PROMPT >> Find the lines holding the word "JSON" and collect them.

MATERIAL FOR THE TASK >>
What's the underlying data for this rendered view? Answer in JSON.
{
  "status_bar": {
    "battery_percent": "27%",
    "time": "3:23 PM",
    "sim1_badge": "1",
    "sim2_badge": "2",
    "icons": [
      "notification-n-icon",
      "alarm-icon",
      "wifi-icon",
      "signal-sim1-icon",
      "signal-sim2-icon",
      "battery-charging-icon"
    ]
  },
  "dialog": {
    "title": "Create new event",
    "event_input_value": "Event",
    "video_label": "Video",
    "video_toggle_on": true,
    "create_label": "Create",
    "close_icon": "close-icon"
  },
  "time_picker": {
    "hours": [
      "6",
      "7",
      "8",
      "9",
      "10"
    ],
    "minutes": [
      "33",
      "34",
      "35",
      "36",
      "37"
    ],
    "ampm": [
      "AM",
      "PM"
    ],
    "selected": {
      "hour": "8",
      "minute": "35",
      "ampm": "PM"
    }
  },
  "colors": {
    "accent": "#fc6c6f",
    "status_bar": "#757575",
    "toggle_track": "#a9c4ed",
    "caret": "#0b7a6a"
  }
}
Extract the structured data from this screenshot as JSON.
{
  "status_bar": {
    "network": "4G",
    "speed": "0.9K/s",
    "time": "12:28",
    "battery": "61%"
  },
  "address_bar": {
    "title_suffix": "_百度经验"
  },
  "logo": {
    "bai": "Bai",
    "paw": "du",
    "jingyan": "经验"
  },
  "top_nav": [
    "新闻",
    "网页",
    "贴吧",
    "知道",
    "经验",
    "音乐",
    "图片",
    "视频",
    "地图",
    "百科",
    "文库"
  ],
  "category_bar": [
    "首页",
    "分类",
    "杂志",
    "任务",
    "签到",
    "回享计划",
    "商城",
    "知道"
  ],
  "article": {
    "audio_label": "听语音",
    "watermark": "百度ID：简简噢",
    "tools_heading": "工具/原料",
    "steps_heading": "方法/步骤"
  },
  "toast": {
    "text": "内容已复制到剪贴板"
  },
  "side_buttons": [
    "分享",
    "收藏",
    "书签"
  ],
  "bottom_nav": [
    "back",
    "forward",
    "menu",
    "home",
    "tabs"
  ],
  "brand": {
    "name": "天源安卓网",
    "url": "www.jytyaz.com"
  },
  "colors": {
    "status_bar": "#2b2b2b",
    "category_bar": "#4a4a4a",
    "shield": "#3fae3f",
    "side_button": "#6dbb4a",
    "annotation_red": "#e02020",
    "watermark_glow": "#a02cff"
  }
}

EXERCISE OUTPUT >>
What's the underlying data for this rendered view? Answer in JSON.
Extract the structured data from this screenshot as JSON.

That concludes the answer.